- _DIRECTIONS FOR THIS TASK_
From the listing, collect all lines containing the word "Enumerate".

- _INFORMATION GIVEN_
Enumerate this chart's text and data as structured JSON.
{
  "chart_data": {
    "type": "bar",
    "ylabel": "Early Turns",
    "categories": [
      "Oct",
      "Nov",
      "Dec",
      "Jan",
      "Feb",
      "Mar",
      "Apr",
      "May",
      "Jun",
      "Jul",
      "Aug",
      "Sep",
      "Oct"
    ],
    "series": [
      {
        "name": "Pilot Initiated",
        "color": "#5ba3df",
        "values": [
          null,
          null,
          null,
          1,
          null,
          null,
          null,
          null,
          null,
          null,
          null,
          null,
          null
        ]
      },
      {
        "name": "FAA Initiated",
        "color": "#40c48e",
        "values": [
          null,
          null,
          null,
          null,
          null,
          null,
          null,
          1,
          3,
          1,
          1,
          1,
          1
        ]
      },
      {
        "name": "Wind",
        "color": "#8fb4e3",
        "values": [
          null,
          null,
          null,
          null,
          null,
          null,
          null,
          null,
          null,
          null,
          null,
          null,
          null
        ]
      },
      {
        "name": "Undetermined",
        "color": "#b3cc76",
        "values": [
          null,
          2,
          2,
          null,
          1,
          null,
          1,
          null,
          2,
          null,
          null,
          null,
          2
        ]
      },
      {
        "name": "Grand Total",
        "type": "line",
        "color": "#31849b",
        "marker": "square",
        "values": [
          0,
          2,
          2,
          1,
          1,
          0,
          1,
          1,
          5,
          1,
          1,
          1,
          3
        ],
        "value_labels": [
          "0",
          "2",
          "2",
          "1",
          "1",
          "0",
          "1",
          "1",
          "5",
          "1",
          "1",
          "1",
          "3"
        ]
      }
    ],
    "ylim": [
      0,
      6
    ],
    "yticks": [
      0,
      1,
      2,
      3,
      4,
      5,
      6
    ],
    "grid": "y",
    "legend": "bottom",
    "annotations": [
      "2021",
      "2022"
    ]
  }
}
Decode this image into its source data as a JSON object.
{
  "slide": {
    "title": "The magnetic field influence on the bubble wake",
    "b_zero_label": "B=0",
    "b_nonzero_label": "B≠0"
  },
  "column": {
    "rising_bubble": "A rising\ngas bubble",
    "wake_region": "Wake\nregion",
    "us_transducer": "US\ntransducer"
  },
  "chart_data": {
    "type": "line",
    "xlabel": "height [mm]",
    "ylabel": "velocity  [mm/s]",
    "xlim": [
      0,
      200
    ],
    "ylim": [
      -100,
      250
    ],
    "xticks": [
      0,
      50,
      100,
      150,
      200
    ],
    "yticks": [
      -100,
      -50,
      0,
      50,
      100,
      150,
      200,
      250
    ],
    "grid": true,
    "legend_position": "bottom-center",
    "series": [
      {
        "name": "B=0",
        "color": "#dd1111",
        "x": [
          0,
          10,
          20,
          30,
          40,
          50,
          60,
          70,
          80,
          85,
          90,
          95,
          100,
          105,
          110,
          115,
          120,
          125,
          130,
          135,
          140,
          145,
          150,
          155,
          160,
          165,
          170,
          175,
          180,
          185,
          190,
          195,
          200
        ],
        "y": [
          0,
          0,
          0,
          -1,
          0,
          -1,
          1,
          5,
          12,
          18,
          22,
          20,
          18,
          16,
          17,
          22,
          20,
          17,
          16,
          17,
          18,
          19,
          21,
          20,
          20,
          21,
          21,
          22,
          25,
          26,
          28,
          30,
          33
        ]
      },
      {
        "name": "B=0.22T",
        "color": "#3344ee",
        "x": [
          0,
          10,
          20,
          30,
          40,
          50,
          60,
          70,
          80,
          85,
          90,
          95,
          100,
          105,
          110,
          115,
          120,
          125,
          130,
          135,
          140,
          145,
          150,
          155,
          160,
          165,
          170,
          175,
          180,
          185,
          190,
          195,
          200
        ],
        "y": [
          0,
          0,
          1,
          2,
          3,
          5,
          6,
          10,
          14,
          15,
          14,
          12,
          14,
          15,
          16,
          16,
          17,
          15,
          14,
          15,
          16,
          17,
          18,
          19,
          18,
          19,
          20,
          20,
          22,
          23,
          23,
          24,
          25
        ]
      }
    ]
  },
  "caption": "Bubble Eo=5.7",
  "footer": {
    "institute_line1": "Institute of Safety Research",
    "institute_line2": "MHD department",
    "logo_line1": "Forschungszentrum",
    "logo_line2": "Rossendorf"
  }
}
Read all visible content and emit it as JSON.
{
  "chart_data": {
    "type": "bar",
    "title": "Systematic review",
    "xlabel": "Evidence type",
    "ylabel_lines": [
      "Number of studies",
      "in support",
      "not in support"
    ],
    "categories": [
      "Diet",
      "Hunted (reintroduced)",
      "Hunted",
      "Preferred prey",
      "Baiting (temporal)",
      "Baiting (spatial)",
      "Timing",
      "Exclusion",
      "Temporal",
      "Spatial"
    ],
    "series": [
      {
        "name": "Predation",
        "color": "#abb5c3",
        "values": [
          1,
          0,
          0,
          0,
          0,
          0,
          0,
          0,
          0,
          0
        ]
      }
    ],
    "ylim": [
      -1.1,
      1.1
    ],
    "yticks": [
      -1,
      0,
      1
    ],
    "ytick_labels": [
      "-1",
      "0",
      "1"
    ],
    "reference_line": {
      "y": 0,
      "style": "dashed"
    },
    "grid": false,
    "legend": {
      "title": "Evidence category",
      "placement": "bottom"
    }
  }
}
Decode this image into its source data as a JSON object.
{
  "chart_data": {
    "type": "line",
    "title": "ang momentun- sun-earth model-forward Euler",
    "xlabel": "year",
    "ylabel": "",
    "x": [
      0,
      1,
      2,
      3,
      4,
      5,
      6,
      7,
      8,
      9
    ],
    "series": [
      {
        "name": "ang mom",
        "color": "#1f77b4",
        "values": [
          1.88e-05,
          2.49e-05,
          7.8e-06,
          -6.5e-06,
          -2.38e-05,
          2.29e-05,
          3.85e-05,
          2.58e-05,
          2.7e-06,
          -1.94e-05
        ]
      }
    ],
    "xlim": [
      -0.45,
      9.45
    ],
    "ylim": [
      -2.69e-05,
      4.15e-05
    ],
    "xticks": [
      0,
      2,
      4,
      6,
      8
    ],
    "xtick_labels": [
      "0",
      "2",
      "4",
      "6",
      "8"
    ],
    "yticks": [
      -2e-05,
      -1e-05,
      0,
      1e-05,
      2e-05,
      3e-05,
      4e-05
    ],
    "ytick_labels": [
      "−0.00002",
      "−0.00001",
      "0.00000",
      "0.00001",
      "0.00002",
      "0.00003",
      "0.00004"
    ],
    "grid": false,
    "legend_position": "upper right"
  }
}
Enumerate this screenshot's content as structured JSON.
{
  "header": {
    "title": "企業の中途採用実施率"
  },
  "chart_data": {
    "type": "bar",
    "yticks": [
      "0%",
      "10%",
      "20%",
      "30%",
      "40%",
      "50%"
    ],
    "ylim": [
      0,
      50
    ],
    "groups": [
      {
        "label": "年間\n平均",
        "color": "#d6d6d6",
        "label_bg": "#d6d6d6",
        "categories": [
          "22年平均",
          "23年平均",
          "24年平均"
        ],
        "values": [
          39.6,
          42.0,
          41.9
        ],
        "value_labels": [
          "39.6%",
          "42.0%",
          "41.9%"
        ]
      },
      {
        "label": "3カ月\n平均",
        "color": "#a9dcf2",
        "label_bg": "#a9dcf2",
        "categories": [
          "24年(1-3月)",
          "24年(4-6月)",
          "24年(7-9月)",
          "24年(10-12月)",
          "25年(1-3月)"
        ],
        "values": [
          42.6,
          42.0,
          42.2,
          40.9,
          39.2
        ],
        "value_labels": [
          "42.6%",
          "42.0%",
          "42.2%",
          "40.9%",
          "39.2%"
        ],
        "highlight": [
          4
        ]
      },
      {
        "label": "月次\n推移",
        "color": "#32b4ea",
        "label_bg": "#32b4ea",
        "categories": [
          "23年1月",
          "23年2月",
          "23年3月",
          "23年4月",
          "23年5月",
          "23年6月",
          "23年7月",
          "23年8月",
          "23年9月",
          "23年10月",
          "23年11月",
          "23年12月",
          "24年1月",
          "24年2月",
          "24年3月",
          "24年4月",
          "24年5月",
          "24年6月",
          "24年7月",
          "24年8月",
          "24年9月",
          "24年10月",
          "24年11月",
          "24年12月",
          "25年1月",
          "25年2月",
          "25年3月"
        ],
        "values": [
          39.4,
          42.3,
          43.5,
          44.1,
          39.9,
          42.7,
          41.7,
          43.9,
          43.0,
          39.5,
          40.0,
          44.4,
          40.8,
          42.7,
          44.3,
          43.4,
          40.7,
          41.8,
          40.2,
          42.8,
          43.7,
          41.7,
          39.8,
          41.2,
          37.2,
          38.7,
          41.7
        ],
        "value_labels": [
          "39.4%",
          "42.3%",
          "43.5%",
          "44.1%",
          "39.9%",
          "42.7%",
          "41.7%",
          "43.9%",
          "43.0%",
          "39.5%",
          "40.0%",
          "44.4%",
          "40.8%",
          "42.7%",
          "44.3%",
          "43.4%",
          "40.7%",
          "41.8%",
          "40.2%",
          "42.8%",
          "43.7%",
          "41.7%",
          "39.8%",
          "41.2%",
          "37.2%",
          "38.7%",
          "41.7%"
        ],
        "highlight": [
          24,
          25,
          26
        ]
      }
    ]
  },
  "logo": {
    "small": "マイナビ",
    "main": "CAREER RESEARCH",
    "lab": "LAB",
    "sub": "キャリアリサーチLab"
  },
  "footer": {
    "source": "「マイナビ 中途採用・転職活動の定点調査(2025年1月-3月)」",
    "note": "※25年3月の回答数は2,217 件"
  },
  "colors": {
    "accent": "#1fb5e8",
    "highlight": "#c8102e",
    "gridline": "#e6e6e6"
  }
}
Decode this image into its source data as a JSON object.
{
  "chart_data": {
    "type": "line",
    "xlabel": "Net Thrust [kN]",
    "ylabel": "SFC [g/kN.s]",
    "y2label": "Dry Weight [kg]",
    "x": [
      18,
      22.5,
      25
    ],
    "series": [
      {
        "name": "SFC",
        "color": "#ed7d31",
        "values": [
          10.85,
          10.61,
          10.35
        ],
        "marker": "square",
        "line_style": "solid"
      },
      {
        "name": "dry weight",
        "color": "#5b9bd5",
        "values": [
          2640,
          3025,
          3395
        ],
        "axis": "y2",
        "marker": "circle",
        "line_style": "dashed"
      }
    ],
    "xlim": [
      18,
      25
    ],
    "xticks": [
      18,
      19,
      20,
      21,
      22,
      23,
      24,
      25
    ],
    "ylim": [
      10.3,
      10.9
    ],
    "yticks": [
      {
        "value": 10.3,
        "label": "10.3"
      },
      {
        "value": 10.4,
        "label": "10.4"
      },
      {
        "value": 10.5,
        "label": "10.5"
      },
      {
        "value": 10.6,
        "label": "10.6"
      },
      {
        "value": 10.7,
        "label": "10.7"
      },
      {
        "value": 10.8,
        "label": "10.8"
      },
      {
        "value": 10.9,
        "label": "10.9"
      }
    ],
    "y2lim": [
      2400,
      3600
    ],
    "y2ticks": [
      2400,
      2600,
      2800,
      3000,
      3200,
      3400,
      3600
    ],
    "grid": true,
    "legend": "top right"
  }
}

- _THE OUTPUT_
Enumerate this chart's text and data as structured JSON.
Enumerate this screenshot's content as structured JSON.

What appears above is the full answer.